Work instructions
Return every entry exactly as written.

Record list
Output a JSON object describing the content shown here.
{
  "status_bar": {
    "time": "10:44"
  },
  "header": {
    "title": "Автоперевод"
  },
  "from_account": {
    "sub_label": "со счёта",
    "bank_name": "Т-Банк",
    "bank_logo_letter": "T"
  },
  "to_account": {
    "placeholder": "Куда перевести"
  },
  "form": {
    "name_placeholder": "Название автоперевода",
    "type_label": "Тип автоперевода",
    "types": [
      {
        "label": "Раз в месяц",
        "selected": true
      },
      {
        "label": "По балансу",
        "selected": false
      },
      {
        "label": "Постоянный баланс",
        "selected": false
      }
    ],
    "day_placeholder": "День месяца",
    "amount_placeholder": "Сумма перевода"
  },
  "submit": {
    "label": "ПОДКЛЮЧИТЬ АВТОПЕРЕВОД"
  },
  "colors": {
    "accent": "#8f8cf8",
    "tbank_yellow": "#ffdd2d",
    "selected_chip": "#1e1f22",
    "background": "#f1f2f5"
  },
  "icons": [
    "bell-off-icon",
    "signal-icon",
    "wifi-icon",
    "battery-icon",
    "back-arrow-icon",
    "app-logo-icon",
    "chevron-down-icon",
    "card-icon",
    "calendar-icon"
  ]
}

Solution to the exercise
Output a JSON object describing the content shown here.
{
  "status_bar": {
    "time": "10:44"
  },
  "header": {
    "title": "Автоперевод"
  },
  "from_account": {
    "sub_label": "со счёта",
    "bank_name": "Т-Банк",
    "bank_logo_letter": "T"
  },
  "to_account": {
    "placeholder": "Куда перевести"
  },
  "form": {
    "name_placeholder": "Название автоперевода",
    "type_label": "Тип автоперевода",
    "types": [
      {
        "label": "Раз в месяц",
        "selected": true
      },
      {
        "label": "По балансу",
        "selected": false
      },
      {
        "label": "Постоянный баланс",
        "selected": false
      }
    ],
    "day_placeholder": "День месяца",
    "amount_placeholder": "Сумма перевода"
  },
  "submit": {
    "label": "ПОДКЛЮЧИТЬ АВТОПЕРЕВОД"
  },
  "colors": {
    "accent": "#8f8cf8",
    "tbank_yellow": "#ffdd2d",
    "selected_chip": "#1e1f22",
    "background": "#f1f2f5"
  },
  "icons": [
    "bell-off-icon",
    "signal-icon",
    "wifi-icon",
    "battery-icon",
    "back-arrow-icon",
    "app-logo-icon",
    "chevron-down-icon",
    "card-icon",
    "calendar-icon"
  ]
}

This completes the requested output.